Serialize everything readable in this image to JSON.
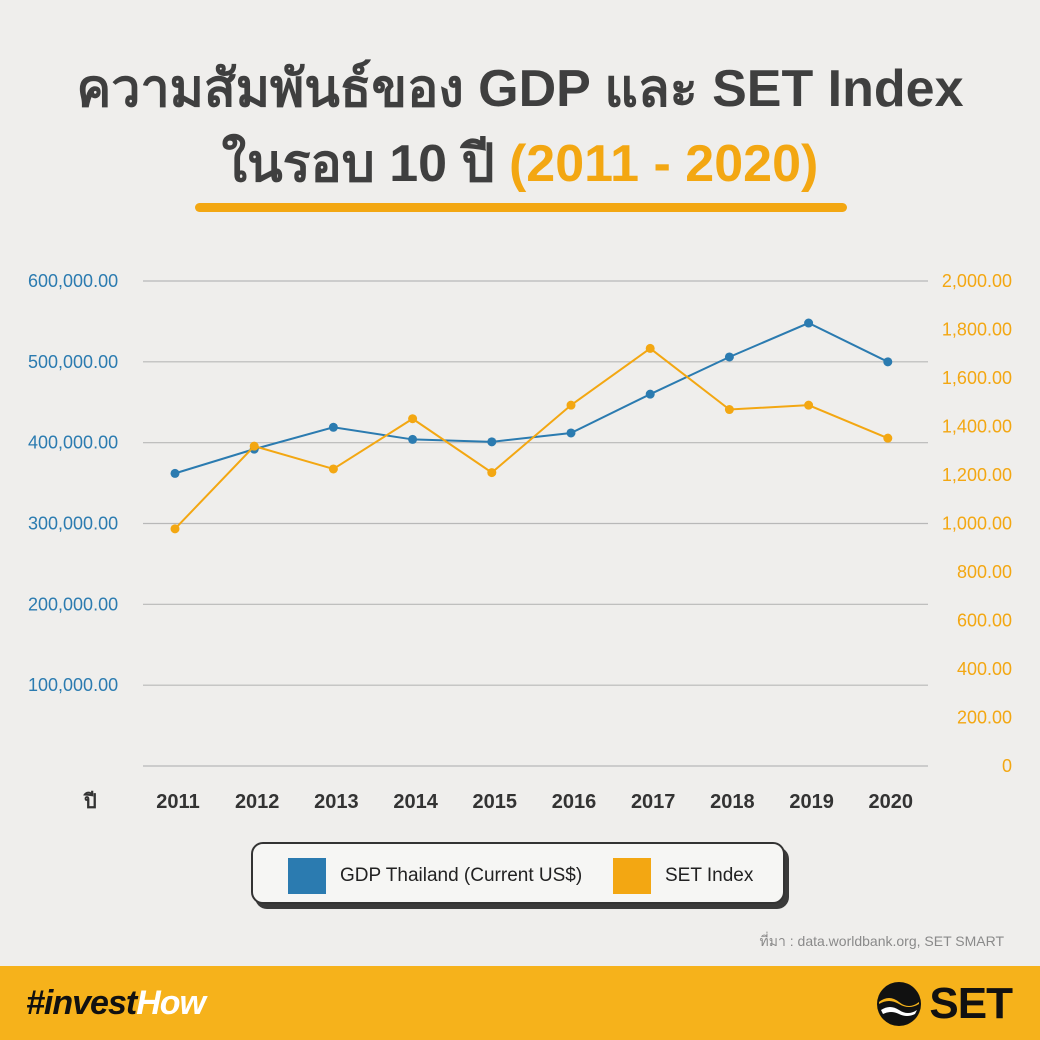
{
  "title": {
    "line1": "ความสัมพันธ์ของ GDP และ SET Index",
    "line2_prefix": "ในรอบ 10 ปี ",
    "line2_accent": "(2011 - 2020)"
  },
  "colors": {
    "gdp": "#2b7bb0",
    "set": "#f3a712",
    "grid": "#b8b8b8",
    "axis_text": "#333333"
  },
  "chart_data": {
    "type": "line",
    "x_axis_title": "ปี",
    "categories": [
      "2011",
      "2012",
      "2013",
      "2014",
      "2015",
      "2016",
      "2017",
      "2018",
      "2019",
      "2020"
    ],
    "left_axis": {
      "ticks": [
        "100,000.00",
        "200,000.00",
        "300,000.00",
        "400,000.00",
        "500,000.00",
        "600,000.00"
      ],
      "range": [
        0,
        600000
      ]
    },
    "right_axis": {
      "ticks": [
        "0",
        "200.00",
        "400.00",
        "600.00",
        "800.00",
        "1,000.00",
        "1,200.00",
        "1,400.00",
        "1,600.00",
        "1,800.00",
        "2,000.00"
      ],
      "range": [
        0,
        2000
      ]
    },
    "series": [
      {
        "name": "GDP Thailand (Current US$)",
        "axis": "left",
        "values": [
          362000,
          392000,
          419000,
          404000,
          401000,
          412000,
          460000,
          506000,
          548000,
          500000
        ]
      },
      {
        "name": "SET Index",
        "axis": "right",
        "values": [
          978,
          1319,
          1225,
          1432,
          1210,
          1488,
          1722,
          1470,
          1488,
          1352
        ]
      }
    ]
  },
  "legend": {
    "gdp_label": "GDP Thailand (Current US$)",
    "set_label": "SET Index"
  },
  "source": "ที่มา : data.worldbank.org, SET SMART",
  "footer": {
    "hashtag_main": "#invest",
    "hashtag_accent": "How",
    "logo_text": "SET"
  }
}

______

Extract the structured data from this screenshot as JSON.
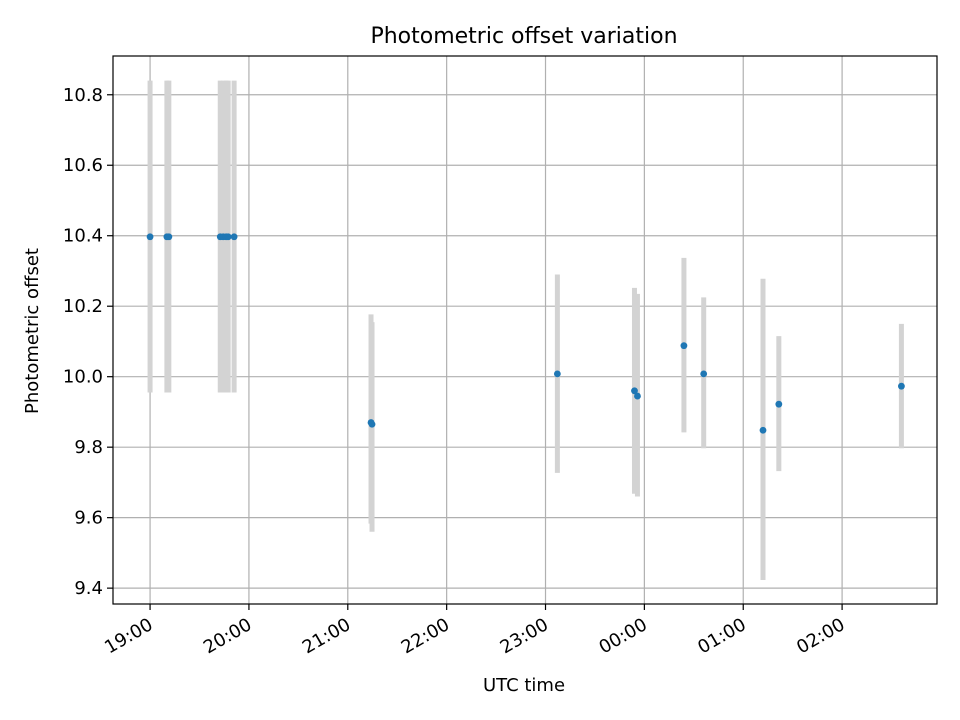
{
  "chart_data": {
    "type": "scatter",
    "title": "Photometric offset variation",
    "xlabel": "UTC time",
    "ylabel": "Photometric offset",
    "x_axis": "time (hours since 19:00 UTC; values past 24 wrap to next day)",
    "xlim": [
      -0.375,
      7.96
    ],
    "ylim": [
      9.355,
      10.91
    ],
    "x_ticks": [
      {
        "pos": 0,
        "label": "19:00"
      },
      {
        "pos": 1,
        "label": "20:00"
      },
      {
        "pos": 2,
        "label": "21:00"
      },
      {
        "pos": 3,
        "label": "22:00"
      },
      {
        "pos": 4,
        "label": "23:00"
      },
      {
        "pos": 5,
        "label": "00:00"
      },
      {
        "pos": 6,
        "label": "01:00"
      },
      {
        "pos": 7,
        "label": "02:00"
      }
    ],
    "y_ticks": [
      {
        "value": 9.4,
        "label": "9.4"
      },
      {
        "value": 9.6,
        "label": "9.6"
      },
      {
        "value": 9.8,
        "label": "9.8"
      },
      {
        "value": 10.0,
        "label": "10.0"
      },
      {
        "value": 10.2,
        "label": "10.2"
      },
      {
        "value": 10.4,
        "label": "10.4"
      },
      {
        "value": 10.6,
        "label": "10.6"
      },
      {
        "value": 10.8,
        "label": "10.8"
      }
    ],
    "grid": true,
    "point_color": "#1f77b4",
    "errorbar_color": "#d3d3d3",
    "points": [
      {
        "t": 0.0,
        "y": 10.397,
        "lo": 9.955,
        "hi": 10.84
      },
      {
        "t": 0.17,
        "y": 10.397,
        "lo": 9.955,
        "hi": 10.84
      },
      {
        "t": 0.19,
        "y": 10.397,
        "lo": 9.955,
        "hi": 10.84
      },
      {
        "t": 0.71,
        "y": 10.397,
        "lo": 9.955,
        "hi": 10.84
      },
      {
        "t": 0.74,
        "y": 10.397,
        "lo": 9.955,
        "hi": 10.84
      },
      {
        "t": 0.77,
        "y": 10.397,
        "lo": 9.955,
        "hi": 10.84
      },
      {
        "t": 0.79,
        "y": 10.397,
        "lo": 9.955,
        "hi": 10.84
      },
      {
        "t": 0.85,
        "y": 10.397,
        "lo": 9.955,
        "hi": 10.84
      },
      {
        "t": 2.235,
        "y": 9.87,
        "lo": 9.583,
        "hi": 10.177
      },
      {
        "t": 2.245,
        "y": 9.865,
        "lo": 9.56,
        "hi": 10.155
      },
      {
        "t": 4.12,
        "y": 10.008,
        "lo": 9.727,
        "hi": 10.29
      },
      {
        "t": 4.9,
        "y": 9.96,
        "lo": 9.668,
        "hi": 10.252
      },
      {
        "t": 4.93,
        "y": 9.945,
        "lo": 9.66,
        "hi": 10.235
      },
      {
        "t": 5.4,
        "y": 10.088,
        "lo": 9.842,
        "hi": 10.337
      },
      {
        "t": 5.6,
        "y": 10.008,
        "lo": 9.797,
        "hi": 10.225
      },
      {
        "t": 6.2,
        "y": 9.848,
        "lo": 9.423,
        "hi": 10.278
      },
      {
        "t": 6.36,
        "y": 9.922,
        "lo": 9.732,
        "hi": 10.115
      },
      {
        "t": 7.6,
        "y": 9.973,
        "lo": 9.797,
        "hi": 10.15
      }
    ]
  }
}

______

Each line that contains the string "offset" counts once; say how many there are and nothing else.

2